Scan the data. Collect each line that contains the word "Информационно".

::::::::

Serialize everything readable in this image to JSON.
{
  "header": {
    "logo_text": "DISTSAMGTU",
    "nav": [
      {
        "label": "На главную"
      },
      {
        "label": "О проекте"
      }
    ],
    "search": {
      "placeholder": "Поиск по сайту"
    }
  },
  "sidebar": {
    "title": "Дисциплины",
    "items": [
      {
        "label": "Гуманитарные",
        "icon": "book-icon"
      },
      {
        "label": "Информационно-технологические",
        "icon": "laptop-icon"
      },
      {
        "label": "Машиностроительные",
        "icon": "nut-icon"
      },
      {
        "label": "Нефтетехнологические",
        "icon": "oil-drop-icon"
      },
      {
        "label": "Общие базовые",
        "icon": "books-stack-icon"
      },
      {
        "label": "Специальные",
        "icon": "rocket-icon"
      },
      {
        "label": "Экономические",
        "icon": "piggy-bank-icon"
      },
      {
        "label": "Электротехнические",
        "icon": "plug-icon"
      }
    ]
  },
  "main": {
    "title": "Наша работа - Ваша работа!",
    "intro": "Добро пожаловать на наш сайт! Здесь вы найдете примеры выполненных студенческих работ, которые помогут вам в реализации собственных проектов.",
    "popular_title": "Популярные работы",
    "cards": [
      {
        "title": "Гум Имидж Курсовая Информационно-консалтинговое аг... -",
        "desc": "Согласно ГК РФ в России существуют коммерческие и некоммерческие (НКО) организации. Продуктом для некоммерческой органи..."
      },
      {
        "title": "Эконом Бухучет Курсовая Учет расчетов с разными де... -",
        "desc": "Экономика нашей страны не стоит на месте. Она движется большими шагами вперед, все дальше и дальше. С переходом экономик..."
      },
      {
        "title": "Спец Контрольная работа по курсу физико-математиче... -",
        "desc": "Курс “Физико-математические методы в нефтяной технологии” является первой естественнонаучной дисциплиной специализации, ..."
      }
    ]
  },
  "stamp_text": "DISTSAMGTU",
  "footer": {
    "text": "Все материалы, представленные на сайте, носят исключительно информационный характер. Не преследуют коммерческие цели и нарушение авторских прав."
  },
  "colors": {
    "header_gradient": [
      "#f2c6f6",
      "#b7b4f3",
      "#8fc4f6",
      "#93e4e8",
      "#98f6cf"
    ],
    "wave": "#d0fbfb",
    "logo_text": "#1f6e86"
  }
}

::::::::

_Written solution_:
        "label": "Информационно-технологические",
        "title": "Гум Имидж Курсовая Информационно-консалтинговое аг... -",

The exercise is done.